MATERIAL SHOWN -
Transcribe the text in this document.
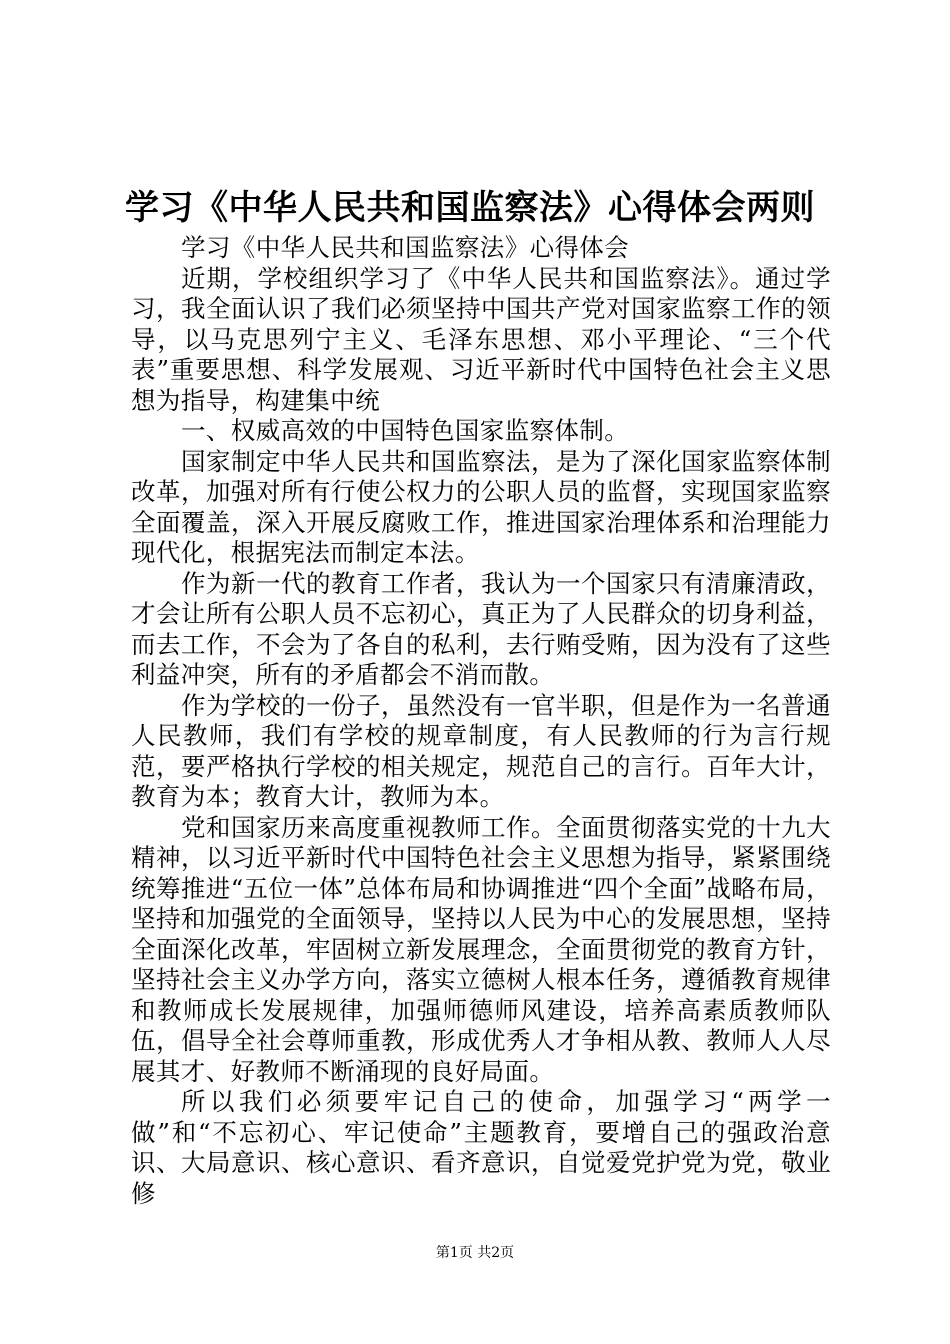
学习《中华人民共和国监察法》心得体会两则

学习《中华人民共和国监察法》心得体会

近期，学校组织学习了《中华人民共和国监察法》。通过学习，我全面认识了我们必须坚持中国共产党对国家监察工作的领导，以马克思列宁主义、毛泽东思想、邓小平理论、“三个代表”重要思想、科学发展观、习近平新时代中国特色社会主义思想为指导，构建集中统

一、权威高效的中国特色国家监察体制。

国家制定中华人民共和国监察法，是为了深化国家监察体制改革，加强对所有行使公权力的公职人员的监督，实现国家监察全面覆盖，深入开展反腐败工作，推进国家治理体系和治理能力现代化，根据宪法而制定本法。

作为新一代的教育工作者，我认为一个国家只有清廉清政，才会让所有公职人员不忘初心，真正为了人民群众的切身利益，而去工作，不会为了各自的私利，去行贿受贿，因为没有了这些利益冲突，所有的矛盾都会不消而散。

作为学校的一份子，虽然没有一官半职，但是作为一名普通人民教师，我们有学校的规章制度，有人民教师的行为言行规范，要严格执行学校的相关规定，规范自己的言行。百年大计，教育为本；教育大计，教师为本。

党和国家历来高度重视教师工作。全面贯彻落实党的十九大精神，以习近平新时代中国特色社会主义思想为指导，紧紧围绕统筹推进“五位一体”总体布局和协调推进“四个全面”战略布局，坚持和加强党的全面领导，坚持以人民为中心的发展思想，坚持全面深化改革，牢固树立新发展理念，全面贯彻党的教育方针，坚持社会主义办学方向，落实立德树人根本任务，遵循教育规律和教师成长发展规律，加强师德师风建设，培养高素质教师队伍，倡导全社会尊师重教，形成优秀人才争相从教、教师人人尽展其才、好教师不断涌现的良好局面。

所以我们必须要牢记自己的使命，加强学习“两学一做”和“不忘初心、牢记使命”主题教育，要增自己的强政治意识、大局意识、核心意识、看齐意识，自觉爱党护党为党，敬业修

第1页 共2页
---
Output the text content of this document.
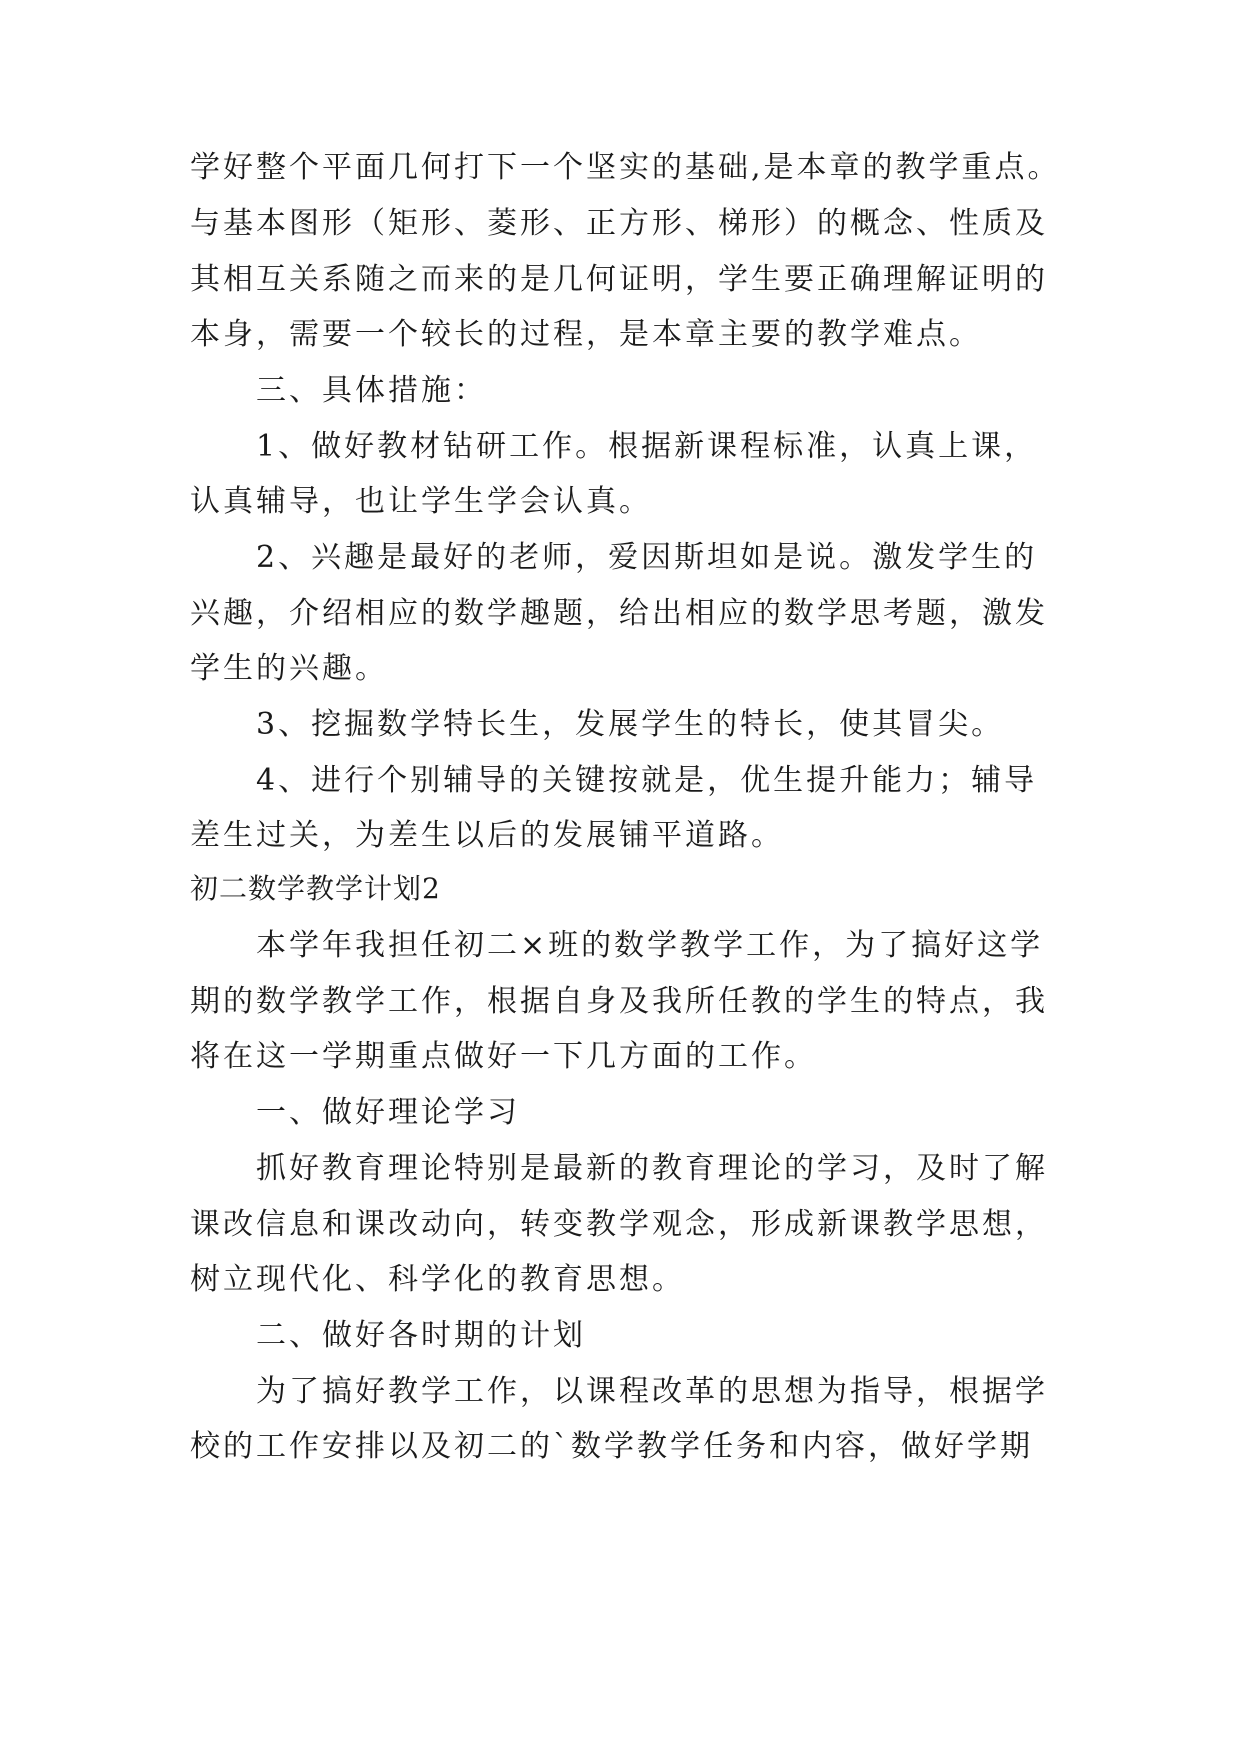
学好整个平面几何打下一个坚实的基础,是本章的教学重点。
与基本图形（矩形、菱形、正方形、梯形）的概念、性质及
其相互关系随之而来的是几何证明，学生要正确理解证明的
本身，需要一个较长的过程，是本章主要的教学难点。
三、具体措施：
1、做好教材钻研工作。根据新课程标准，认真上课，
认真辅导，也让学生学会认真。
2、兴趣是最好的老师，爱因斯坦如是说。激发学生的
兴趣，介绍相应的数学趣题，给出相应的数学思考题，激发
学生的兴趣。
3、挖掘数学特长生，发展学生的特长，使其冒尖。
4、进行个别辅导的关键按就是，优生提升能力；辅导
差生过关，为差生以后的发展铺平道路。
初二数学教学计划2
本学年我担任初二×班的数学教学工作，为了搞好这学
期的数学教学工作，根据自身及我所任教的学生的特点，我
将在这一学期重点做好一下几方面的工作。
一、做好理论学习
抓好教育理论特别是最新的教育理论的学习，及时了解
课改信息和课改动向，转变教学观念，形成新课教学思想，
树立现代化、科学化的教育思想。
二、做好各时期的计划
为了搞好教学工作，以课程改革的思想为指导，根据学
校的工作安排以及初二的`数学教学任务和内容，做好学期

BRIEF -
Select the lines that carry the string "document" and copy them.

WRITTEN RESPONSE -
Transcribe the text in this document.
Output the text content of this document.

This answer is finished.